[Stored entries]
#####

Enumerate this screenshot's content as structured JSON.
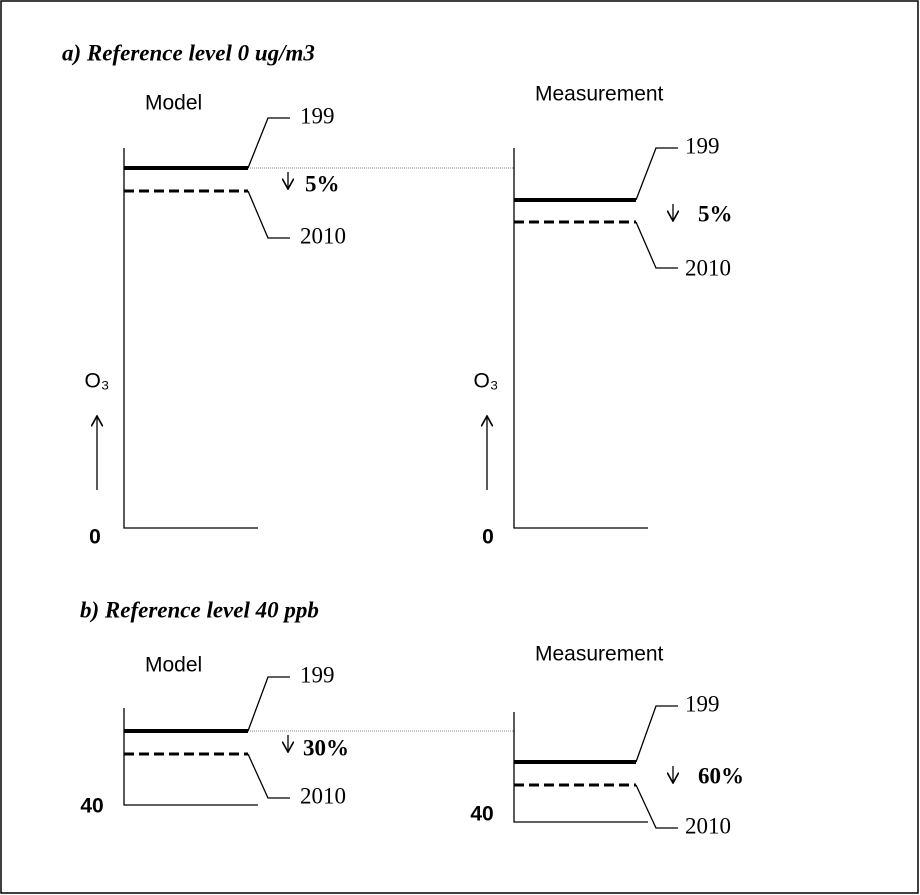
{
  "panels": [
    {
      "title": "a) Reference level 0 ug/m3",
      "model": {
        "label": "Model",
        "upper": "199",
        "lower": "2010",
        "change": "5%",
        "axis": "O₃",
        "origin": "0"
      },
      "measurement": {
        "label": "Measurement",
        "upper": "199",
        "lower": "2010",
        "change": "5%",
        "axis": "O₃",
        "origin": "0"
      }
    },
    {
      "title": "b) Reference level 40 ppb",
      "model": {
        "label": "Model",
        "upper": "199",
        "lower": "2010",
        "change": "30%",
        "origin": "40"
      },
      "measurement": {
        "label": "Measurement",
        "upper": "199",
        "lower": "2010",
        "change": "60%",
        "origin": "40"
      }
    }
  ]
}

#####

# EXERCISE DIRECTIONS
Take every line from the data that contains the word "title".

# WORKED SOLUTION
      "title": "a) Reference level 0 ug/m3",
      "title": "b) Reference level 40 ppb",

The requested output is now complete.